• PROBLEM TO WORK ON
Output the material below unchanged, apart from leaving out the pictures.

• DATA IN THIS EXERCISE

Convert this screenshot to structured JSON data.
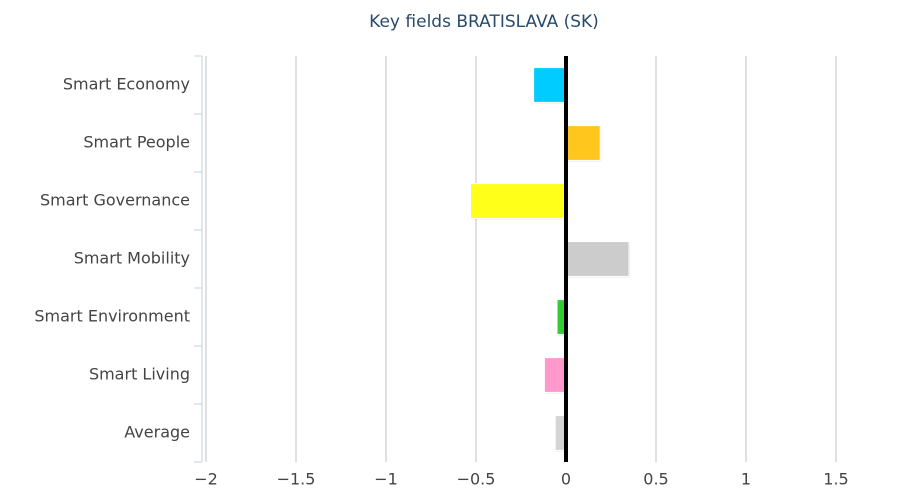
{
  "chart_data": {
    "type": "bar",
    "orientation": "horizontal",
    "title": "Key fields BRATISLAVA (SK)",
    "categories": [
      "Smart Economy",
      "Smart People",
      "Smart Governance",
      "Smart Mobility",
      "Smart Environment",
      "Smart Living",
      "Average"
    ],
    "values": [
      -0.18,
      0.19,
      -0.53,
      0.35,
      -0.05,
      -0.12,
      -0.06
    ],
    "colors": [
      "#00ccff",
      "#ffc61e",
      "#ffff1a",
      "#cccccc",
      "#33cc33",
      "#ff99cc",
      "#d4d4d4"
    ],
    "xlim": [
      -2,
      1.5
    ],
    "xticks": [
      {
        "value": -2,
        "label": "−2"
      },
      {
        "value": -1.5,
        "label": "−1.5"
      },
      {
        "value": -1,
        "label": "−1"
      },
      {
        "value": -0.5,
        "label": "−0.5"
      },
      0,
      0.5,
      1,
      1.5
    ],
    "grid": true
  }
}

• TASK RESULT
Convert this screenshot to structured JSON data.
{
  "chart_data": {
    "type": "bar",
    "orientation": "horizontal",
    "title": "Key fields BRATISLAVA (SK)",
    "categories": [
      "Smart Economy",
      "Smart People",
      "Smart Governance",
      "Smart Mobility",
      "Smart Environment",
      "Smart Living",
      "Average"
    ],
    "values": [
      -0.18,
      0.19,
      -0.53,
      0.35,
      -0.05,
      -0.12,
      -0.06
    ],
    "colors": [
      "#00ccff",
      "#ffc61e",
      "#ffff1a",
      "#cccccc",
      "#33cc33",
      "#ff99cc",
      "#d4d4d4"
    ],
    "xlim": [
      -2,
      1.5
    ],
    "xticks": [
      {
        "value": -2,
        "label": "−2"
      },
      {
        "value": -1.5,
        "label": "−1.5"
      },
      {
        "value": -1,
        "label": "−1"
      },
      {
        "value": -0.5,
        "label": "−0.5"
      },
      0,
      0.5,
      1,
      1.5
    ],
    "grid": true
  }
}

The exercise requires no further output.